= Problem details =
Only a number is wanted: how many lines in these records contain the word "Answer"?

────────

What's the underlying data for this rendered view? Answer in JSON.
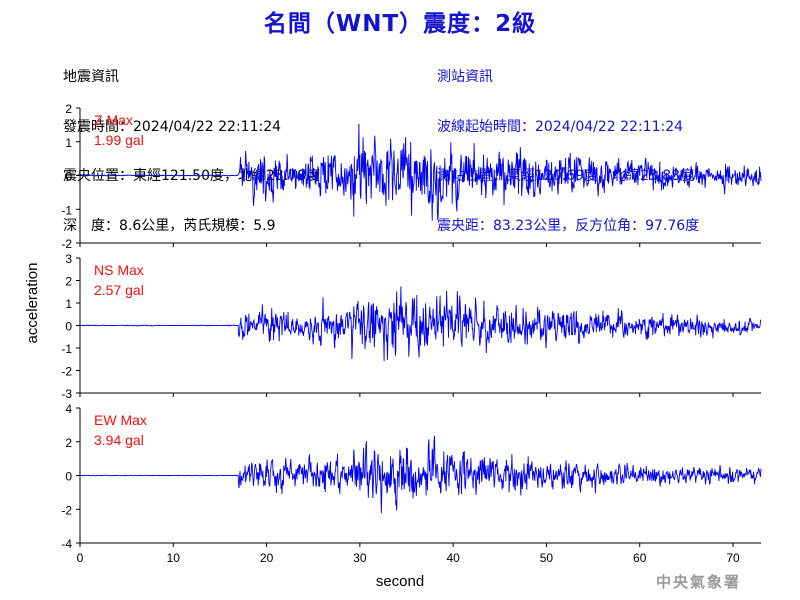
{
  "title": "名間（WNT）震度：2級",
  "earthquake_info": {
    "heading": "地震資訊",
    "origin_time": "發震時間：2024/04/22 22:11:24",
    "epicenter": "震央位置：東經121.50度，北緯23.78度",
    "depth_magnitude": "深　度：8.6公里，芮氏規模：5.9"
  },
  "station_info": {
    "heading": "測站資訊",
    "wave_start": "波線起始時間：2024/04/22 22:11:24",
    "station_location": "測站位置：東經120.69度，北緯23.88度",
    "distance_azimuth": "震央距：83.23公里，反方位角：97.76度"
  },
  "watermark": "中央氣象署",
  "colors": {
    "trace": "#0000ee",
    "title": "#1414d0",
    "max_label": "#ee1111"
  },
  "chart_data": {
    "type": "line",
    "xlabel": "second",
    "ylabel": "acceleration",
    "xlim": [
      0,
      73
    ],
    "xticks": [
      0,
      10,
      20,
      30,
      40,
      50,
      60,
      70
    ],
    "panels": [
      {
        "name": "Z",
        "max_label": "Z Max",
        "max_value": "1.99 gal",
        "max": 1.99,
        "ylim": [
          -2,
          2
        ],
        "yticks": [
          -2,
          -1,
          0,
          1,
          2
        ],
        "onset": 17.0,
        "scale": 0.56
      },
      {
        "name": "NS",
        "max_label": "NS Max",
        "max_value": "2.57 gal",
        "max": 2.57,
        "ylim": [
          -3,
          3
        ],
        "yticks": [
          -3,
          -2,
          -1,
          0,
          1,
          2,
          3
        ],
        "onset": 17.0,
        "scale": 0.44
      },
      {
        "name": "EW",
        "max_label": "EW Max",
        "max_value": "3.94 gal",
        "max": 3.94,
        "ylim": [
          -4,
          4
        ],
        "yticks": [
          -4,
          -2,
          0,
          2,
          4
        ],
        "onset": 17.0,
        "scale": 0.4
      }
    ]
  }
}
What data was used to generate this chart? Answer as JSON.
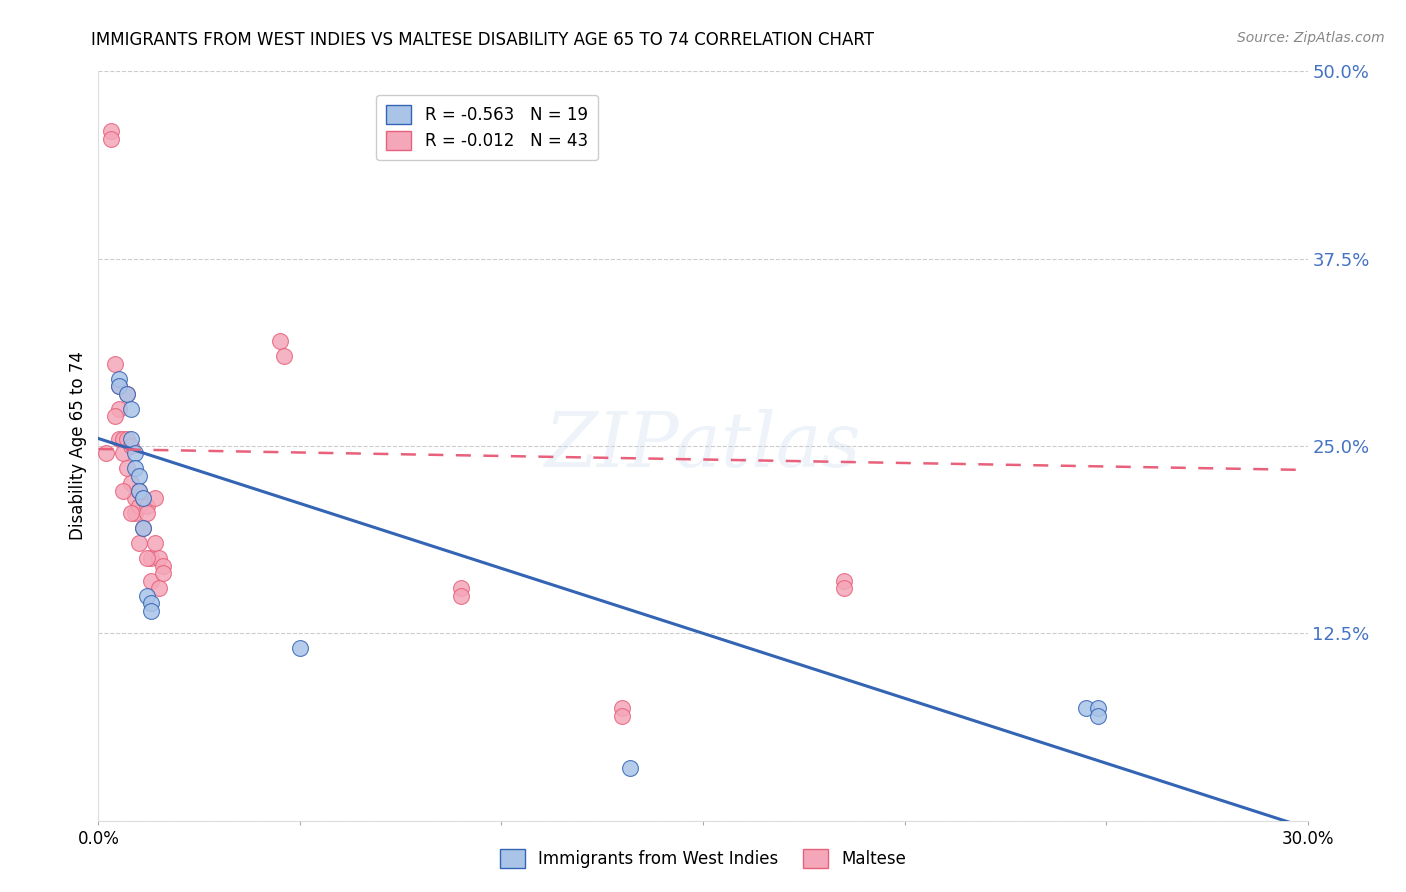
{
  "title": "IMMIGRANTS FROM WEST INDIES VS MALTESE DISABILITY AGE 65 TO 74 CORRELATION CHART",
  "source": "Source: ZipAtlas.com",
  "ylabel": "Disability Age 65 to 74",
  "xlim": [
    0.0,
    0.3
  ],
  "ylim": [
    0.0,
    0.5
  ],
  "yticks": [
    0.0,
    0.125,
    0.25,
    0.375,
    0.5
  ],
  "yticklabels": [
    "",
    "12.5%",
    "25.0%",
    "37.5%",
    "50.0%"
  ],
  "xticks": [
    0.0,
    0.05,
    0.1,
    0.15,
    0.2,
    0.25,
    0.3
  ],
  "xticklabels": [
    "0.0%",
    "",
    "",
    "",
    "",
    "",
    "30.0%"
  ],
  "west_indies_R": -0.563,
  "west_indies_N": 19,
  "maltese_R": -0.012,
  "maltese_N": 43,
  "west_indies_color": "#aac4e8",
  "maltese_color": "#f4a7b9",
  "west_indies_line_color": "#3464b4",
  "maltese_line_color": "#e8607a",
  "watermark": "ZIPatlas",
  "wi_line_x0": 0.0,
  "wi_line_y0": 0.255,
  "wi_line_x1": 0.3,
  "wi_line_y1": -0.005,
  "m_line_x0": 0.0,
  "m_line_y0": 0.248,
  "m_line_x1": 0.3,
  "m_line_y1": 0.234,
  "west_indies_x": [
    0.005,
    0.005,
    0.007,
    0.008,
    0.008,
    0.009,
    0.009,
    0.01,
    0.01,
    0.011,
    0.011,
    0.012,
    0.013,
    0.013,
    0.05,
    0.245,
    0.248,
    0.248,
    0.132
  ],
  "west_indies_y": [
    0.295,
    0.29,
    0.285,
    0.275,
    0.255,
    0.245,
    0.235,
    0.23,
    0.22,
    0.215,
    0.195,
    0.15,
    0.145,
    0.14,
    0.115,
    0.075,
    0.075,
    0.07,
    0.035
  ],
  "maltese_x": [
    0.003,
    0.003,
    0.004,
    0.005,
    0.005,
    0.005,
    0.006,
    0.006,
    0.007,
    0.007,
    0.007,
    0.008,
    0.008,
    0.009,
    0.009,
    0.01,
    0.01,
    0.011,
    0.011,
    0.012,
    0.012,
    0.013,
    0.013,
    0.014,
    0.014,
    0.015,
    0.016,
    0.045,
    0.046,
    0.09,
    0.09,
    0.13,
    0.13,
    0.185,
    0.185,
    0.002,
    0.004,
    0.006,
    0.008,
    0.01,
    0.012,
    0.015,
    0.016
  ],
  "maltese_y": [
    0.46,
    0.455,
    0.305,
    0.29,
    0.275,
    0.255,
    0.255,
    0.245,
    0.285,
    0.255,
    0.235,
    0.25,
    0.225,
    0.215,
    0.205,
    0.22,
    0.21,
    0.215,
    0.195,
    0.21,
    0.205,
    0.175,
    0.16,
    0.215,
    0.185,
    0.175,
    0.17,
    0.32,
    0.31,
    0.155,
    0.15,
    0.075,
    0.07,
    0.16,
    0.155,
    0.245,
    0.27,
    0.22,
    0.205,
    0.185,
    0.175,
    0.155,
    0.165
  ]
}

────────

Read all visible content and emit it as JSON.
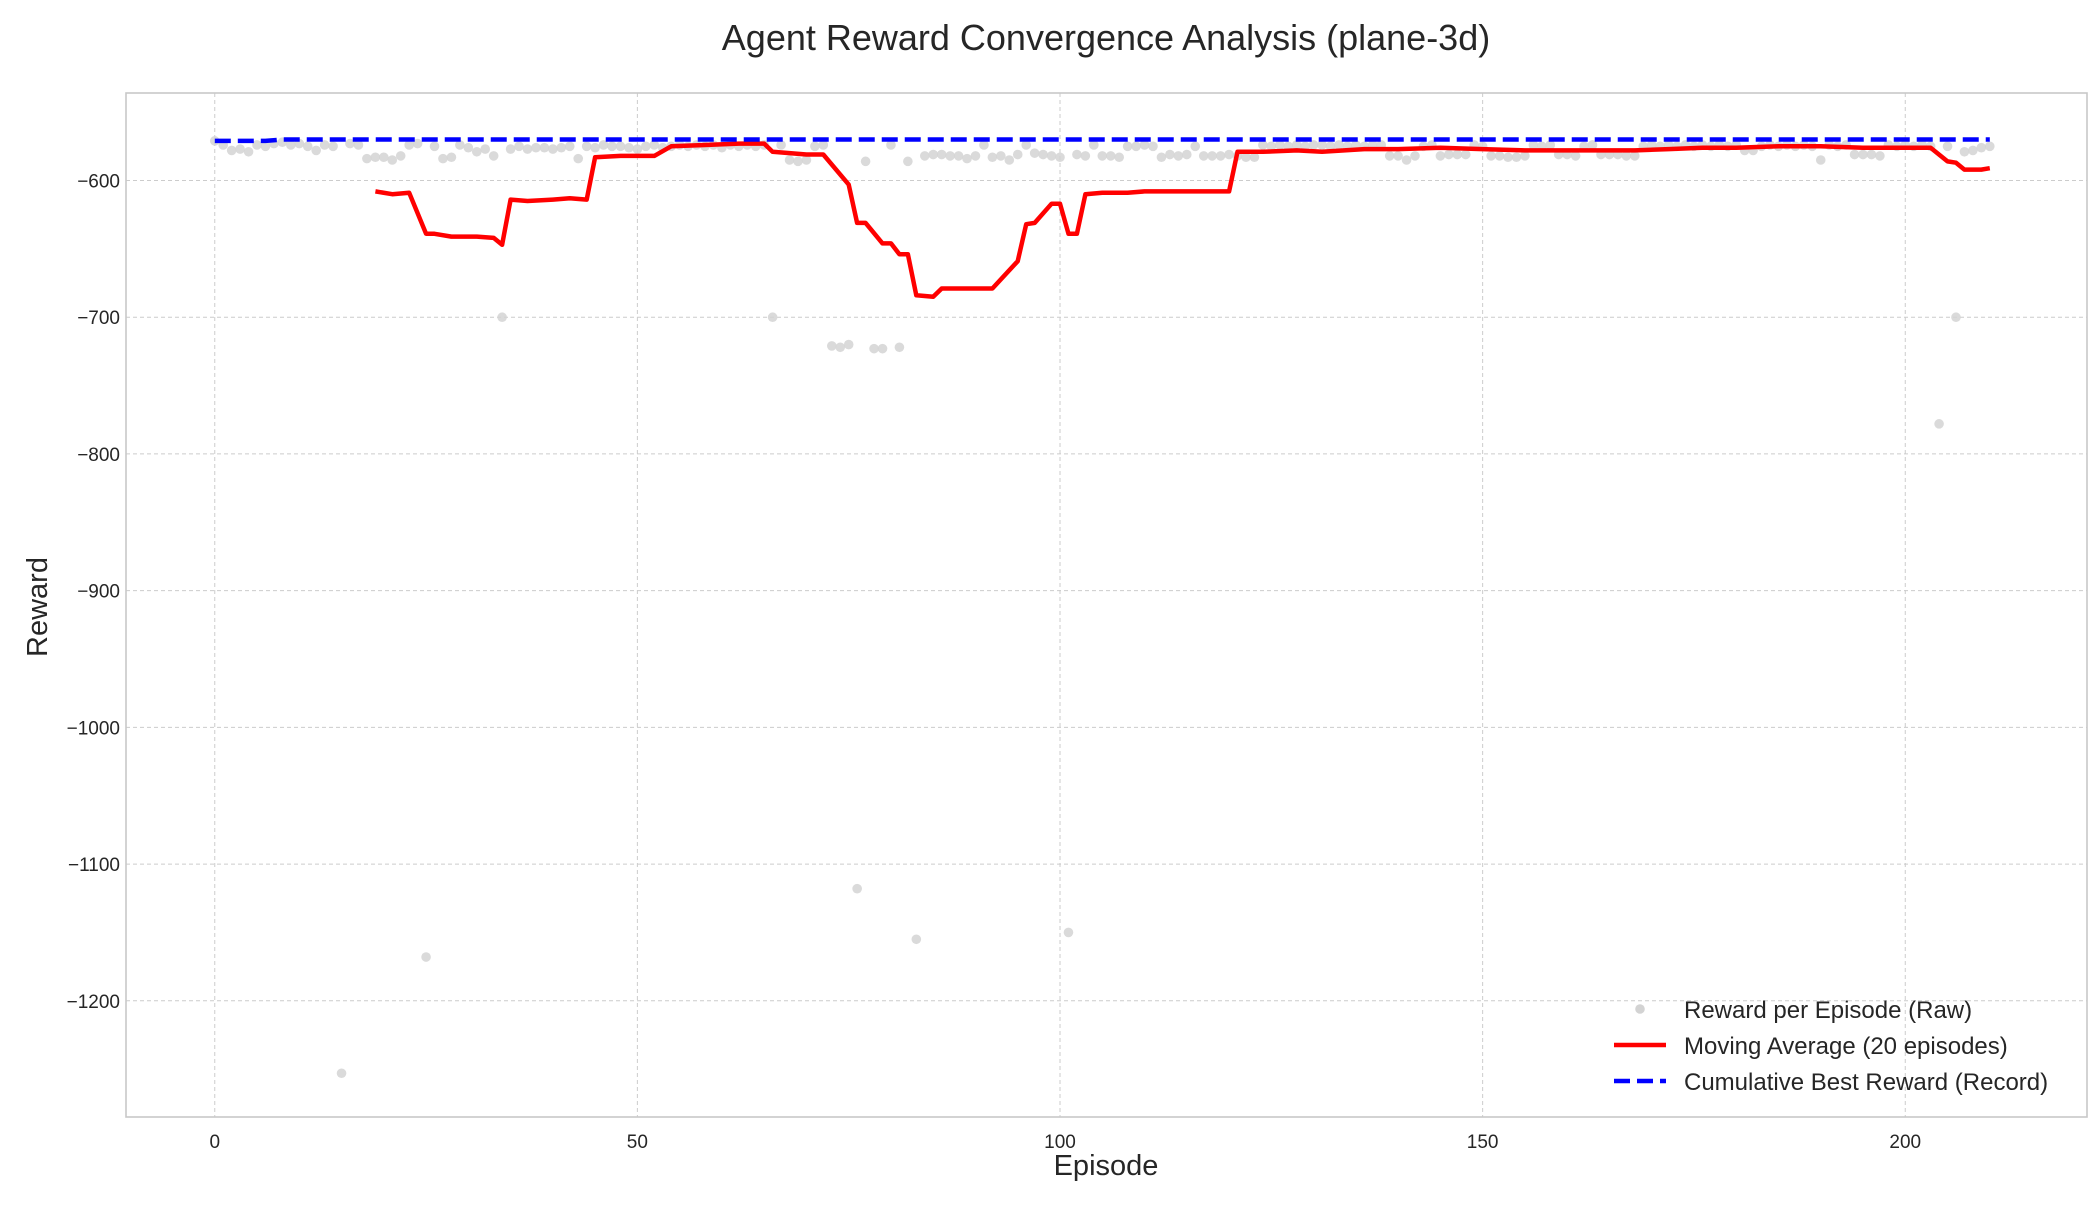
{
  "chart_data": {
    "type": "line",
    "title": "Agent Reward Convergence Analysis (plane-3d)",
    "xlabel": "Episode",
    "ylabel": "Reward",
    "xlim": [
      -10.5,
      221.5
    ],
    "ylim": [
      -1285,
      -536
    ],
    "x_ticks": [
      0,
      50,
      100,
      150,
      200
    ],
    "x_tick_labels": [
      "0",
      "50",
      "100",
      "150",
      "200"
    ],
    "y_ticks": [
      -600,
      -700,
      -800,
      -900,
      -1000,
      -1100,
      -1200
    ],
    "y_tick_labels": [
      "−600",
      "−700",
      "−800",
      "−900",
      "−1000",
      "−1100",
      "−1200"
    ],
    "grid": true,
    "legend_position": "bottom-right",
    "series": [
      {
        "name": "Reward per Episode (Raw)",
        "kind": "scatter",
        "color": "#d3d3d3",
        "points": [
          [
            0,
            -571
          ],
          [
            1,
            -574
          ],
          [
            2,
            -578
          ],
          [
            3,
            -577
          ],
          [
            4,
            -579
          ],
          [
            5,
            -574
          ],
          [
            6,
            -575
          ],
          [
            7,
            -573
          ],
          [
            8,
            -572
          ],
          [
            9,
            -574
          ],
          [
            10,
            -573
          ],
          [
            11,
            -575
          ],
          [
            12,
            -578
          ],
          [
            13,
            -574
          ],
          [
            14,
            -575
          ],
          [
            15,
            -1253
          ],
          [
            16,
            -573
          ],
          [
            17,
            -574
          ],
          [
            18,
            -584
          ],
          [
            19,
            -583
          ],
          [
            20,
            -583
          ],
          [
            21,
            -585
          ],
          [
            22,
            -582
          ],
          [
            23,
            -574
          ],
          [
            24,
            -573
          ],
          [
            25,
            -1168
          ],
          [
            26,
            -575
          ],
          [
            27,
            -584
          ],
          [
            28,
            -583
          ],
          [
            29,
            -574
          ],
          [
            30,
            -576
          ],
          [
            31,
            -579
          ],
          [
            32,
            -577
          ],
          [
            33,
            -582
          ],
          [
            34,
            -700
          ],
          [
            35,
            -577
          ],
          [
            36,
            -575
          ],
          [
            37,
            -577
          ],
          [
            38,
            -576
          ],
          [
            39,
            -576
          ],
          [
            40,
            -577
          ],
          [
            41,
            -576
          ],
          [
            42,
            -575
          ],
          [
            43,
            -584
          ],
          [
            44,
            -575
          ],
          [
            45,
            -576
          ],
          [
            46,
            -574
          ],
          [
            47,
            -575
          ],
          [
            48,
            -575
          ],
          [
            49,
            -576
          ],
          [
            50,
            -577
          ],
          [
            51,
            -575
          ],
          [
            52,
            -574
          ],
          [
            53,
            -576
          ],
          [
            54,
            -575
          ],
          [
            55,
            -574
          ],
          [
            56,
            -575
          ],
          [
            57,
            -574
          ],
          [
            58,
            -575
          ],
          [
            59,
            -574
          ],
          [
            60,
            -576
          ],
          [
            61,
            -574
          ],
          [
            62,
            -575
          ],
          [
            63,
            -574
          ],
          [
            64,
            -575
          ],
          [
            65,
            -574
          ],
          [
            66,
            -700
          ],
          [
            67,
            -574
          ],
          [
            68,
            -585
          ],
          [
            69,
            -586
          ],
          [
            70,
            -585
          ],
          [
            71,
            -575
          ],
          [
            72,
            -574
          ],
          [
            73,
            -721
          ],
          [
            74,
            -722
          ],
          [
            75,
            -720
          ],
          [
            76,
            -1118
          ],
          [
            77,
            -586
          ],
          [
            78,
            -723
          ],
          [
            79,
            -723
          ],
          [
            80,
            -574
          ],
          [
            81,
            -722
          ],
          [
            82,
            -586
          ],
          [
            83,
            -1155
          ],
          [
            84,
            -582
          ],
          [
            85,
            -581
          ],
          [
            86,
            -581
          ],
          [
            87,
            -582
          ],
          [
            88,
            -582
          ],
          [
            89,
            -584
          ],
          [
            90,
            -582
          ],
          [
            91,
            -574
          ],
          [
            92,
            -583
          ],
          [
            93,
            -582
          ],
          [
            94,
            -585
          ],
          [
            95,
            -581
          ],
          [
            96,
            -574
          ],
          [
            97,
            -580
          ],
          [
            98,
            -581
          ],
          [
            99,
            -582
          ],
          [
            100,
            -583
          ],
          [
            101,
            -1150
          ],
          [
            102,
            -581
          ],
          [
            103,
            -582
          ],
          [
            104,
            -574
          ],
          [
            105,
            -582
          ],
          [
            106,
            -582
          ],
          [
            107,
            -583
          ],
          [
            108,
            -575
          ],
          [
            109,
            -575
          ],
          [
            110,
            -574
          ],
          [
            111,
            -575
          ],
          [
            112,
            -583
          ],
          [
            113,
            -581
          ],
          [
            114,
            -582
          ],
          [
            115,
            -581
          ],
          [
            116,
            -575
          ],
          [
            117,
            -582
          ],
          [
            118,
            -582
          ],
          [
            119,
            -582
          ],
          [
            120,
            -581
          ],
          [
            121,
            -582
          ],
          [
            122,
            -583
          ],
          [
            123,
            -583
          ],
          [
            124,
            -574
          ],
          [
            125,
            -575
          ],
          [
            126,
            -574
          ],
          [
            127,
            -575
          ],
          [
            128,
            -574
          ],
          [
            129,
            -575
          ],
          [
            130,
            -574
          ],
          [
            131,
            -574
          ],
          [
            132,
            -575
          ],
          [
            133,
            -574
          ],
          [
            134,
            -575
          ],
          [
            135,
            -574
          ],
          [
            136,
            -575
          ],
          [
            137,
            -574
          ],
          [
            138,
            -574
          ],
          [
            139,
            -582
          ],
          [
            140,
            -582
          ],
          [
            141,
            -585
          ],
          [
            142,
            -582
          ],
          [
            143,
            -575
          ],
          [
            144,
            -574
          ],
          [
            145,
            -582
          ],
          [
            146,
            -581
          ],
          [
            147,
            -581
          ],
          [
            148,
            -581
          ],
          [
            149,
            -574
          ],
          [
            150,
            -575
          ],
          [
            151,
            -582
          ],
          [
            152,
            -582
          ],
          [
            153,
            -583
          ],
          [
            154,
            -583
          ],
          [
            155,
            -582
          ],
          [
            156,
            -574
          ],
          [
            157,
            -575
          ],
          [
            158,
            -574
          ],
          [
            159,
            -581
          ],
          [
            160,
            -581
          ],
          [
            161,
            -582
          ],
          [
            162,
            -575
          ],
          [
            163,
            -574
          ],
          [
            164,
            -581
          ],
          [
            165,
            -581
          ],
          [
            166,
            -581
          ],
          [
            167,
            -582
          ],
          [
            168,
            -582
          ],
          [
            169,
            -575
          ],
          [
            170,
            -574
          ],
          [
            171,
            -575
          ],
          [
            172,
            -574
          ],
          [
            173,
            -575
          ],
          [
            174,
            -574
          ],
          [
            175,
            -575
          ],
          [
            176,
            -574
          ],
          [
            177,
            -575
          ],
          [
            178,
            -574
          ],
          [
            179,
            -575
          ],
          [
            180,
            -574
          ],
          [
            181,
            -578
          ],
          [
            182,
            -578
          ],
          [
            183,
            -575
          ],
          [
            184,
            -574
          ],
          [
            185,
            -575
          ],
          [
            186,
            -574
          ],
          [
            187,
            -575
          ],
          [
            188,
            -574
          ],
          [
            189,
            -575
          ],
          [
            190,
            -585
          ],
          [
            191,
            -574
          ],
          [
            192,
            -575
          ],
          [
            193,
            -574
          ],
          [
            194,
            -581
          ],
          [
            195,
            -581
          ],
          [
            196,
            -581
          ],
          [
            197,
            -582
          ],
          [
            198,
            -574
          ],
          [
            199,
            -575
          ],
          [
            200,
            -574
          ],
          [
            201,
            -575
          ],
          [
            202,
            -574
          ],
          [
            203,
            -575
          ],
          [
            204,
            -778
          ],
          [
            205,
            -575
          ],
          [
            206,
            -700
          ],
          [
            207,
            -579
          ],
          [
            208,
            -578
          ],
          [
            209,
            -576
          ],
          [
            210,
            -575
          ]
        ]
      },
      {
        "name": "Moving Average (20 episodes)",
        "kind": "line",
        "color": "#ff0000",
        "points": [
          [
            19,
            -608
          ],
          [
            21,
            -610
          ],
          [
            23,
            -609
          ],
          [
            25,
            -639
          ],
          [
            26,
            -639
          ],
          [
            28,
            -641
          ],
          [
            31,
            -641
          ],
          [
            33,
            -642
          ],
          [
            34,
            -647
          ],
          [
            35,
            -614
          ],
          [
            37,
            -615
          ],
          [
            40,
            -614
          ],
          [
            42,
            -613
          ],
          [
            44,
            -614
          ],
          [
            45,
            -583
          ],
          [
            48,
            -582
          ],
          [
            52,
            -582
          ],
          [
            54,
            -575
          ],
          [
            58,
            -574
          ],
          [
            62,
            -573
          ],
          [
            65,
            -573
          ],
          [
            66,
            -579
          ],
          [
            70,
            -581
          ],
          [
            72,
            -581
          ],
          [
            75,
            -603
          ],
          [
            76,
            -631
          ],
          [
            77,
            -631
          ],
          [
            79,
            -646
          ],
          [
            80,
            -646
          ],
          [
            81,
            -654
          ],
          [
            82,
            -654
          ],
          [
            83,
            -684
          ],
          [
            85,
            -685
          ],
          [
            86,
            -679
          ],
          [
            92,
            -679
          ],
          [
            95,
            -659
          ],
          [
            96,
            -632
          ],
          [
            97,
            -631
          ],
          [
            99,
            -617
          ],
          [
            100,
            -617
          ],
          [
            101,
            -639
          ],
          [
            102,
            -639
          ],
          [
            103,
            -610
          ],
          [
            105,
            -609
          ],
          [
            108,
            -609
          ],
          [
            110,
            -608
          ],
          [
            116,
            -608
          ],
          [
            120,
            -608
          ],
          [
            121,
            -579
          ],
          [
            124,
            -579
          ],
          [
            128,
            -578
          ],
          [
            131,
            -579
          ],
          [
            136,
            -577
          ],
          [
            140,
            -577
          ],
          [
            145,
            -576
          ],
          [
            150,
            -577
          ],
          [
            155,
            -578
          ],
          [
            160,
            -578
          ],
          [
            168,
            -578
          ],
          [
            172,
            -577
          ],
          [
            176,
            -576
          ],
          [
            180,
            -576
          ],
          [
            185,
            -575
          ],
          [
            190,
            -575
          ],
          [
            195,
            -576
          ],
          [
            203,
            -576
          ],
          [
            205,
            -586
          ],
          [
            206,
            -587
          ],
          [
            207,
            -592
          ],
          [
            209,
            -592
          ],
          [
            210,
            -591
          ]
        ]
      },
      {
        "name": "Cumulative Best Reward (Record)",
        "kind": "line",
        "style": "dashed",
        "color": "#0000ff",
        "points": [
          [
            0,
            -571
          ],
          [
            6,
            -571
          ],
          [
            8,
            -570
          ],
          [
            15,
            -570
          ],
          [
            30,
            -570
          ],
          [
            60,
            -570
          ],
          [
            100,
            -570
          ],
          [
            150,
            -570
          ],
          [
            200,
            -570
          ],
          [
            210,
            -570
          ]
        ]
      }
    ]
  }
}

────────

= Problem solution =
2